*Short problem*:
Where the word "JSON" occurs in a line, return that line.

*Available data*:
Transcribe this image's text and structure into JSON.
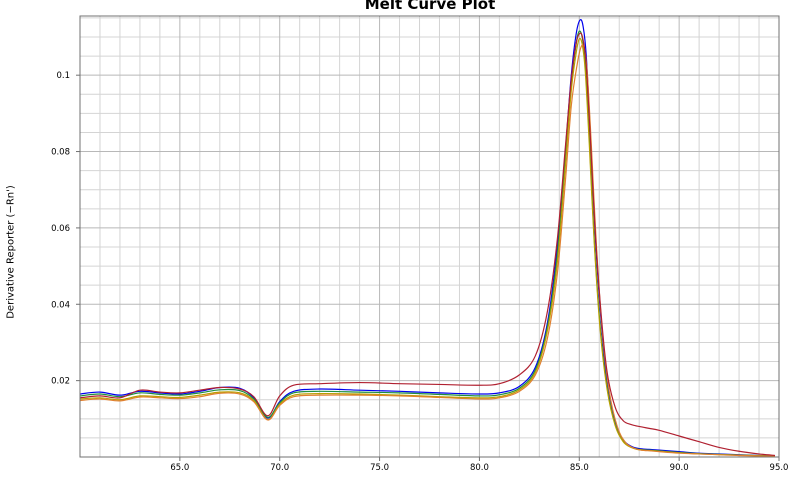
{
  "chart_data": {
    "type": "line",
    "title": "Melt Curve Plot",
    "xlabel": "",
    "ylabel": "Derivative Reporter (−Rn')",
    "xlim": [
      60.0,
      95.0
    ],
    "ylim": [
      0.0,
      0.1155
    ],
    "x_ticks": [
      "65.0",
      "70.0",
      "75.0",
      "80.0",
      "85.0",
      "90.0",
      "95.0"
    ],
    "y_ticks": [
      "0.02",
      "0.04",
      "0.06",
      "0.08",
      "0.1"
    ],
    "grid": true,
    "series": [
      {
        "color": "#0000ee",
        "x": [
          60.0,
          61.0,
          62.0,
          63.0,
          64.0,
          65.0,
          66.0,
          67.0,
          68.0,
          68.7,
          69.4,
          70.0,
          70.7,
          72.0,
          74.0,
          76.0,
          78.0,
          80.0,
          81.0,
          82.0,
          82.8,
          83.4,
          83.9,
          84.3,
          84.6,
          84.85,
          85.05,
          85.2,
          85.35,
          85.55,
          85.8,
          86.1,
          86.4,
          86.8,
          87.2,
          87.6,
          88.0,
          88.5,
          89.0,
          90.0,
          91.0,
          92.0,
          93.0,
          94.0,
          94.8
        ],
        "y": [
          0.0165,
          0.017,
          0.0162,
          0.0172,
          0.0168,
          0.0165,
          0.0172,
          0.0182,
          0.018,
          0.0155,
          0.0102,
          0.0145,
          0.0172,
          0.0178,
          0.0175,
          0.0172,
          0.0168,
          0.0165,
          0.0168,
          0.0185,
          0.0235,
          0.035,
          0.055,
          0.08,
          0.1,
          0.111,
          0.1145,
          0.1125,
          0.105,
          0.085,
          0.058,
          0.035,
          0.019,
          0.009,
          0.0045,
          0.0028,
          0.0022,
          0.002,
          0.0018,
          0.0014,
          0.001,
          0.0008,
          0.0006,
          0.0004,
          0.0003
        ]
      },
      {
        "color": "#1f8f3f",
        "x": [
          60.0,
          61.0,
          62.0,
          63.0,
          64.0,
          65.0,
          66.0,
          67.0,
          68.0,
          68.7,
          69.4,
          70.0,
          70.7,
          72.0,
          74.0,
          76.0,
          78.0,
          80.0,
          81.0,
          82.0,
          82.8,
          83.4,
          83.9,
          84.3,
          84.6,
          84.85,
          85.0,
          85.15,
          85.3,
          85.5,
          85.75,
          86.05,
          86.4,
          86.8,
          87.2,
          87.6,
          88.0,
          88.5,
          89.0,
          90.0,
          91.0,
          92.0,
          93.0,
          94.0,
          94.8
        ],
        "y": [
          0.016,
          0.0165,
          0.0158,
          0.0168,
          0.0164,
          0.0162,
          0.0168,
          0.0176,
          0.0174,
          0.0152,
          0.0104,
          0.0142,
          0.0168,
          0.0172,
          0.017,
          0.0168,
          0.0164,
          0.016,
          0.0163,
          0.018,
          0.0228,
          0.034,
          0.053,
          0.078,
          0.098,
          0.1085,
          0.1115,
          0.1098,
          0.103,
          0.084,
          0.057,
          0.034,
          0.018,
          0.0085,
          0.0042,
          0.0026,
          0.002,
          0.0018,
          0.0016,
          0.0012,
          0.0009,
          0.0007,
          0.0005,
          0.0004,
          0.0003
        ]
      },
      {
        "color": "#b8a000",
        "x": [
          60.0,
          61.0,
          62.0,
          63.0,
          64.0,
          65.0,
          66.0,
          67.0,
          68.0,
          68.7,
          69.4,
          70.0,
          70.7,
          72.0,
          74.0,
          76.0,
          78.0,
          80.0,
          81.0,
          82.0,
          82.8,
          83.4,
          83.9,
          84.3,
          84.6,
          84.85,
          85.0,
          85.15,
          85.3,
          85.5,
          85.75,
          86.05,
          86.4,
          86.8,
          87.2,
          87.6,
          88.0,
          88.5,
          89.0,
          90.0,
          91.0,
          92.0,
          93.0,
          94.0,
          94.8
        ],
        "y": [
          0.0152,
          0.0155,
          0.015,
          0.016,
          0.0158,
          0.0156,
          0.0162,
          0.017,
          0.0168,
          0.0148,
          0.0098,
          0.0138,
          0.0162,
          0.0166,
          0.0165,
          0.0162,
          0.0158,
          0.0155,
          0.0158,
          0.0176,
          0.0222,
          0.033,
          0.051,
          0.076,
          0.096,
          0.106,
          0.1095,
          0.108,
          0.101,
          0.082,
          0.056,
          0.033,
          0.0175,
          0.0082,
          0.004,
          0.0025,
          0.0019,
          0.0017,
          0.0015,
          0.0011,
          0.0008,
          0.0006,
          0.0005,
          0.0003,
          0.0002
        ]
      },
      {
        "color": "#e08030",
        "x": [
          60.0,
          61.0,
          62.0,
          63.0,
          64.0,
          65.0,
          66.0,
          67.0,
          68.0,
          68.7,
          69.4,
          70.0,
          70.7,
          72.0,
          74.0,
          76.0,
          78.0,
          80.0,
          81.0,
          82.0,
          82.8,
          83.4,
          83.9,
          84.3,
          84.6,
          84.9,
          85.1,
          85.25,
          85.4,
          85.6,
          85.85,
          86.15,
          86.5,
          86.9,
          87.3,
          87.7,
          88.1,
          88.6,
          89.0,
          90.0,
          91.0,
          92.0,
          93.0,
          94.0,
          94.8
        ],
        "y": [
          0.0148,
          0.0152,
          0.0147,
          0.0157,
          0.0155,
          0.0153,
          0.0158,
          0.0167,
          0.0165,
          0.0145,
          0.0097,
          0.0135,
          0.0158,
          0.0162,
          0.0162,
          0.016,
          0.0156,
          0.0152,
          0.0155,
          0.0172,
          0.0215,
          0.031,
          0.048,
          0.072,
          0.092,
          0.103,
          0.1075,
          0.107,
          0.1005,
          0.082,
          0.056,
          0.033,
          0.0172,
          0.008,
          0.0039,
          0.0024,
          0.0018,
          0.0016,
          0.0014,
          0.001,
          0.0008,
          0.0006,
          0.0004,
          0.0003,
          0.0002
        ]
      },
      {
        "color": "#b02030",
        "x": [
          60.0,
          61.0,
          62.0,
          63.0,
          64.0,
          65.0,
          66.0,
          67.0,
          68.0,
          68.7,
          69.4,
          70.0,
          70.7,
          72.0,
          74.0,
          76.0,
          78.0,
          80.0,
          81.0,
          82.0,
          82.8,
          83.4,
          83.9,
          84.3,
          84.6,
          84.85,
          85.05,
          85.2,
          85.35,
          85.55,
          85.8,
          86.1,
          86.4,
          86.8,
          87.2,
          87.6,
          88.0,
          88.5,
          89.0,
          90.0,
          91.0,
          92.0,
          93.0,
          94.0,
          94.8
        ],
        "y": [
          0.0155,
          0.016,
          0.0155,
          0.0175,
          0.017,
          0.0168,
          0.0175,
          0.0182,
          0.0178,
          0.0158,
          0.0108,
          0.016,
          0.0188,
          0.0192,
          0.0195,
          0.0192,
          0.019,
          0.0188,
          0.0192,
          0.0215,
          0.0265,
          0.038,
          0.057,
          0.081,
          0.099,
          0.1085,
          0.111,
          0.109,
          0.1025,
          0.084,
          0.059,
          0.037,
          0.022,
          0.013,
          0.0095,
          0.0085,
          0.008,
          0.0075,
          0.007,
          0.0055,
          0.004,
          0.0025,
          0.0015,
          0.0008,
          0.0004
        ]
      }
    ]
  }
}
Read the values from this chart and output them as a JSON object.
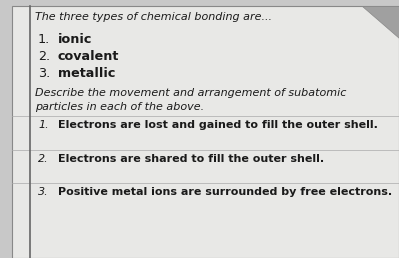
{
  "bg_color": "#c8c8c8",
  "card_color": "#e8e8e6",
  "header_text": "The three types of chemical bonding are...",
  "header_fontsize": 8.0,
  "list1": [
    {
      "num": "1.",
      "text": "ionic"
    },
    {
      "num": "2.",
      "text": "covalent"
    },
    {
      "num": "3.",
      "text": "metallic"
    }
  ],
  "list1_fontsize": 9.2,
  "subheader_line1": "Describe the movement and arrangement of subatomic",
  "subheader_line2": "particles in each of the above.",
  "subheader_fontsize": 8.0,
  "list2": [
    {
      "num": "1.",
      "text": "Electrons are lost and gained to fill the outer shell."
    },
    {
      "num": "2.",
      "text": "Electrons are shared to fill the outer shell."
    },
    {
      "num": "3.",
      "text": "Positive metal ions are surrounded by free electrons."
    }
  ],
  "list2_fontsize": 8.0,
  "text_color": "#1a1a1a",
  "border_left_color": "#666666",
  "border_line_color": "#888888",
  "corner_tab_color": "#a0a0a0"
}
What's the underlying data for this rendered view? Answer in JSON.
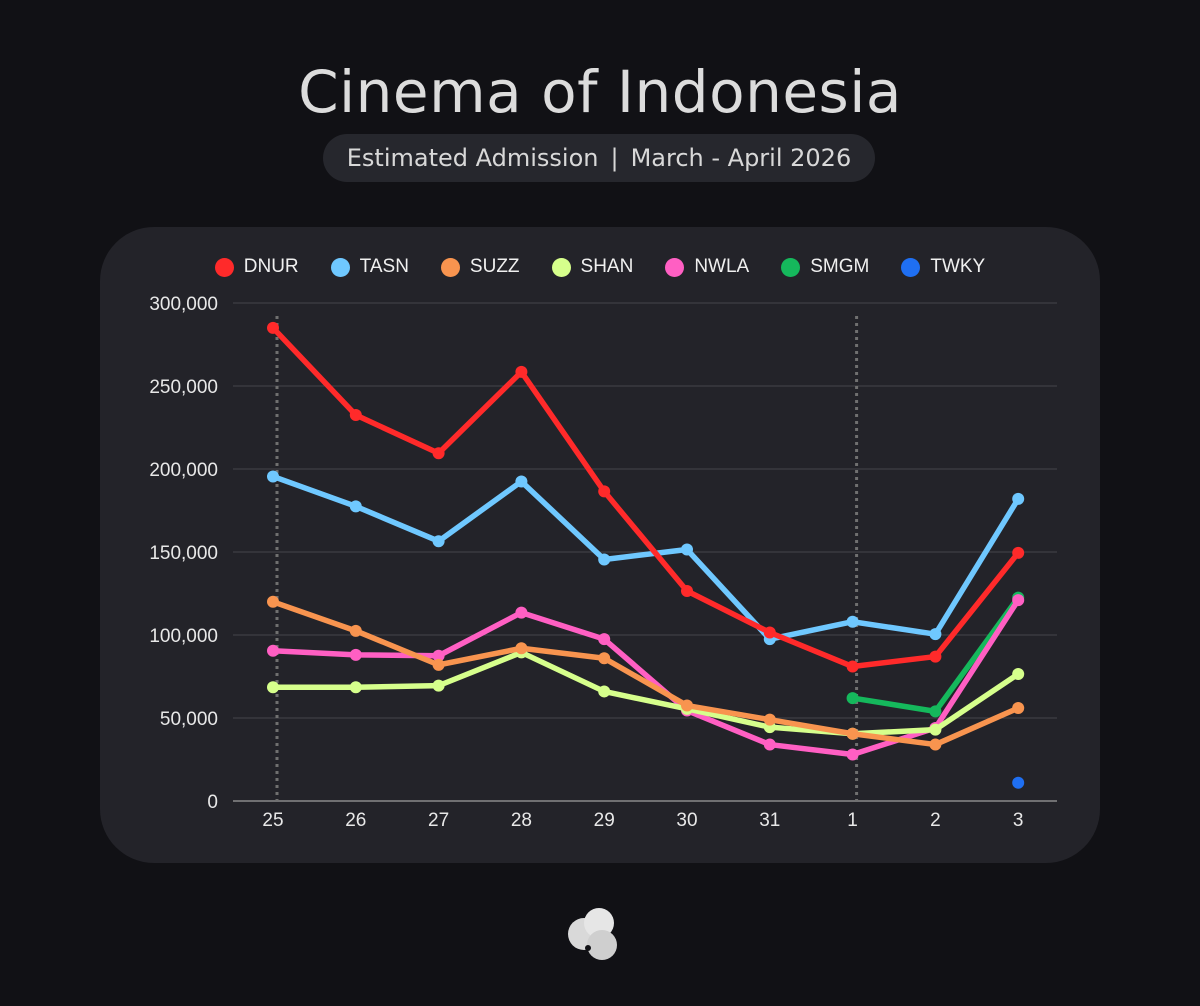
{
  "header": {
    "title": "Cinema of Indonesia",
    "subtitle_left": "Estimated Admission",
    "subtitle_sep": "|",
    "subtitle_right": "March - April 2026"
  },
  "colors": {
    "background": "#111115",
    "card": "#232329",
    "grid": "#44454c",
    "axis": "#8a8a8a",
    "marker_lines": "#707070"
  },
  "chart_data": {
    "type": "line",
    "title": "",
    "xlabel": "",
    "ylabel": "",
    "categories": [
      "25",
      "26",
      "27",
      "28",
      "29",
      "30",
      "31",
      "1",
      "2",
      "3"
    ],
    "ylim": [
      0,
      300000
    ],
    "yticks": [
      0,
      50000,
      100000,
      150000,
      200000,
      250000,
      300000
    ],
    "ytick_labels": [
      "0",
      "50,000",
      "100,000",
      "150,000",
      "200,000",
      "250,000",
      "300,000"
    ],
    "grid": true,
    "legend_position": "top",
    "vertical_markers": [
      "25",
      "1"
    ],
    "series": [
      {
        "name": "DNUR",
        "color": "#ff2a2a",
        "values": [
          285000,
          232500,
          209500,
          258500,
          186500,
          126500,
          101500,
          81000,
          87000,
          149500
        ]
      },
      {
        "name": "TASN",
        "color": "#6fc8ff",
        "values": [
          195500,
          177500,
          156500,
          192500,
          145500,
          151500,
          97500,
          108000,
          100500,
          182000
        ]
      },
      {
        "name": "SUZZ",
        "color": "#f8944f",
        "values": [
          120000,
          102500,
          82000,
          92000,
          86000,
          57500,
          49000,
          40500,
          34000,
          56000
        ]
      },
      {
        "name": "SHAN",
        "color": "#d6ff8c",
        "values": [
          68500,
          68500,
          69500,
          89500,
          66000,
          55500,
          44500,
          40500,
          43000,
          76500
        ]
      },
      {
        "name": "NWLA",
        "color": "#ff5fc3",
        "values": [
          90500,
          88000,
          87500,
          113500,
          97500,
          54500,
          34000,
          28000,
          44000,
          121000
        ]
      },
      {
        "name": "SMGM",
        "color": "#15b85c",
        "values": [
          null,
          null,
          null,
          null,
          null,
          null,
          null,
          62000,
          54000,
          122500
        ]
      },
      {
        "name": "TWKY",
        "color": "#1f6ff2",
        "values": [
          null,
          null,
          null,
          null,
          null,
          null,
          null,
          null,
          null,
          11000
        ]
      }
    ]
  }
}
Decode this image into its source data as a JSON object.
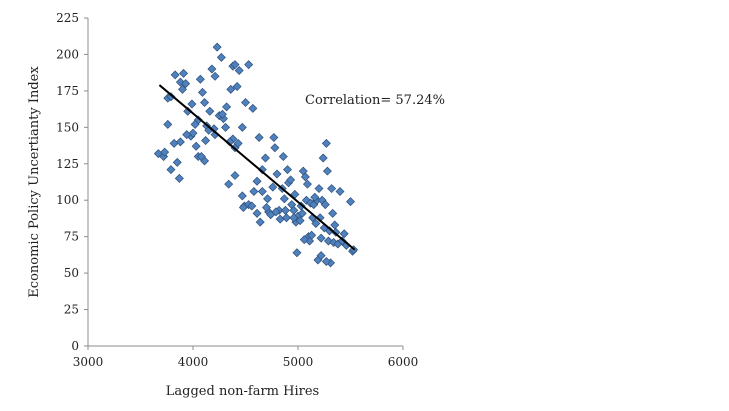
{
  "chart_data": {
    "type": "scatter",
    "title": "",
    "xlabel": "Lagged non-farm Hires",
    "ylabel": "Economic Policy Uncertianty Index",
    "xlim": [
      3000,
      6000
    ],
    "ylim": [
      0,
      225
    ],
    "xticks": [
      3000,
      4000,
      5000,
      6000
    ],
    "yticks": [
      0,
      25,
      50,
      75,
      100,
      125,
      150,
      175,
      200,
      225
    ],
    "grid": false,
    "legend": "none",
    "annotation": "Correlation= 57.24%",
    "marker_color": "#4f81bd",
    "marker_edge": "#2f4f7a",
    "trendline": {
      "x": [
        3680,
        5540
      ],
      "y": [
        179,
        66
      ],
      "color": "#000000"
    },
    "series": [
      {
        "values": [
          [
            3670,
            132
          ],
          [
            3720,
            130
          ],
          [
            3760,
            152
          ],
          [
            3790,
            121
          ],
          [
            3820,
            139
          ],
          [
            3850,
            126
          ],
          [
            3870,
            115
          ],
          [
            3880,
            140
          ],
          [
            3760,
            170
          ],
          [
            3790,
            171
          ],
          [
            3830,
            186
          ],
          [
            3880,
            181
          ],
          [
            3910,
            187
          ],
          [
            3930,
            180
          ],
          [
            3950,
            161
          ],
          [
            3980,
            144
          ],
          [
            4000,
            146
          ],
          [
            4030,
            137
          ],
          [
            4050,
            155
          ],
          [
            4070,
            183
          ],
          [
            4090,
            174
          ],
          [
            4110,
            167
          ],
          [
            4130,
            151
          ],
          [
            4150,
            148
          ],
          [
            4180,
            190
          ],
          [
            4210,
            185
          ],
          [
            4230,
            205
          ],
          [
            4250,
            158
          ],
          [
            4270,
            198
          ],
          [
            4290,
            156
          ],
          [
            4310,
            150
          ],
          [
            4320,
            164
          ],
          [
            4360,
            176
          ],
          [
            4380,
            192
          ],
          [
            4400,
            193
          ],
          [
            4420,
            178
          ],
          [
            4440,
            189
          ],
          [
            4470,
            150
          ],
          [
            4500,
            167
          ],
          [
            4530,
            193
          ],
          [
            4570,
            163
          ],
          [
            4050,
            130
          ],
          [
            4110,
            127
          ],
          [
            4210,
            145
          ],
          [
            4340,
            111
          ],
          [
            4380,
            142
          ],
          [
            4400,
            136
          ],
          [
            4430,
            139
          ],
          [
            4470,
            103
          ],
          [
            4490,
            96
          ],
          [
            4530,
            97
          ],
          [
            4580,
            106
          ],
          [
            4610,
            113
          ],
          [
            4630,
            143
          ],
          [
            4660,
            106
          ],
          [
            4660,
            121
          ],
          [
            4690,
            129
          ],
          [
            4710,
            101
          ],
          [
            4720,
            92
          ],
          [
            4740,
            90
          ],
          [
            4760,
            109
          ],
          [
            4770,
            143
          ],
          [
            4780,
            136
          ],
          [
            4800,
            118
          ],
          [
            4820,
            93
          ],
          [
            4830,
            87
          ],
          [
            4850,
            108
          ],
          [
            4860,
            130
          ],
          [
            4880,
            93
          ],
          [
            4890,
            88
          ],
          [
            4900,
            121
          ],
          [
            4910,
            112
          ],
          [
            4930,
            114
          ],
          [
            4940,
            97
          ],
          [
            4960,
            93
          ],
          [
            4970,
            104
          ],
          [
            4980,
            85
          ],
          [
            4990,
            64
          ],
          [
            5000,
            89
          ],
          [
            5020,
            86
          ],
          [
            5030,
            96
          ],
          [
            5040,
            91
          ],
          [
            5050,
            120
          ],
          [
            5070,
            116
          ],
          [
            5080,
            100
          ],
          [
            5090,
            111
          ],
          [
            5100,
            75
          ],
          [
            5110,
            72
          ],
          [
            5120,
            98
          ],
          [
            5130,
            76
          ],
          [
            5140,
            88
          ],
          [
            5150,
            97
          ],
          [
            5170,
            84
          ],
          [
            5180,
            100
          ],
          [
            5190,
            59
          ],
          [
            5200,
            108
          ],
          [
            5210,
            88
          ],
          [
            5220,
            62
          ],
          [
            5230,
            100
          ],
          [
            5240,
            129
          ],
          [
            5250,
            81
          ],
          [
            5260,
            97
          ],
          [
            5270,
            139
          ],
          [
            5280,
            120
          ],
          [
            5290,
            72
          ],
          [
            5300,
            79
          ],
          [
            5310,
            57
          ],
          [
            5320,
            108
          ],
          [
            5330,
            91
          ],
          [
            5340,
            71
          ],
          [
            5350,
            83
          ],
          [
            5360,
            78
          ],
          [
            5380,
            70
          ],
          [
            5400,
            106
          ],
          [
            5420,
            72
          ],
          [
            5440,
            77
          ],
          [
            5460,
            69
          ],
          [
            5500,
            99
          ],
          [
            5520,
            65
          ],
          [
            5530,
            66
          ],
          [
            5270,
            58
          ],
          [
            5220,
            74
          ],
          [
            5160,
            102
          ],
          [
            5060,
            73
          ],
          [
            4960,
            88
          ],
          [
            4870,
            101
          ],
          [
            4790,
            92
          ],
          [
            4700,
            95
          ],
          [
            4640,
            85
          ],
          [
            4610,
            91
          ],
          [
            4560,
            96
          ],
          [
            4480,
            95
          ],
          [
            4400,
            117
          ],
          [
            4350,
            140
          ],
          [
            4280,
            159
          ],
          [
            4200,
            149
          ],
          [
            4160,
            161
          ],
          [
            4120,
            141
          ],
          [
            4080,
            130
          ],
          [
            4020,
            152
          ],
          [
            3990,
            166
          ],
          [
            3940,
            145
          ],
          [
            3900,
            176
          ],
          [
            3730,
            133
          ]
        ]
      }
    ]
  }
}
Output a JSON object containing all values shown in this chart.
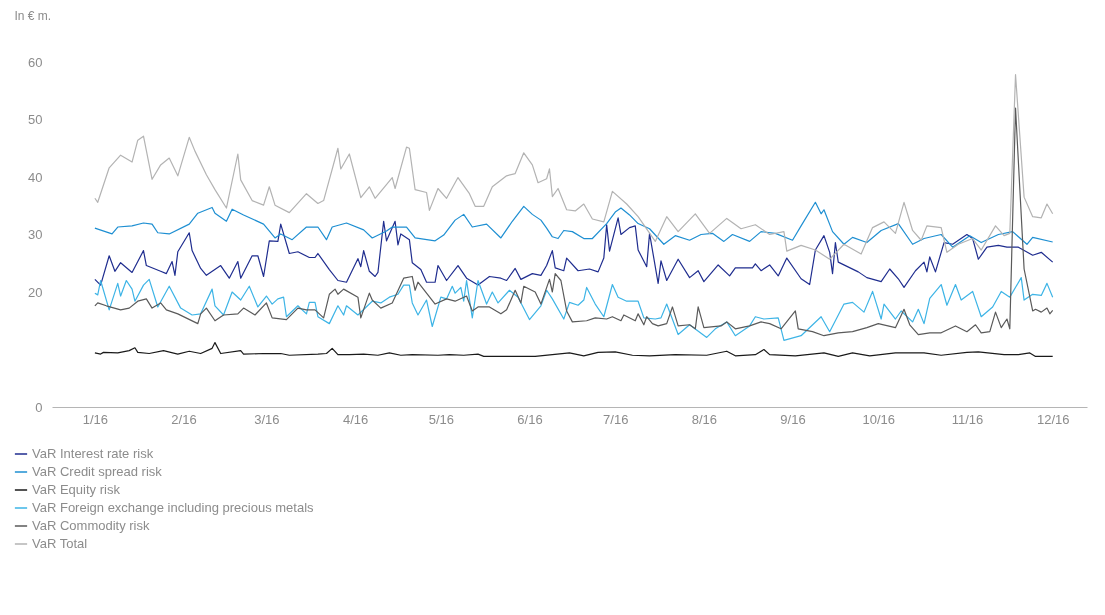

*Finished task*:
Transcribe this image's text and structure into JSON.
Read the values from this chart and output them as a JSON object.
What's the underlying data for this rendered view? Answer in JSON.
Decode this image into its source data as a JSON object.
Output a JSON object containing all values shown in this chart.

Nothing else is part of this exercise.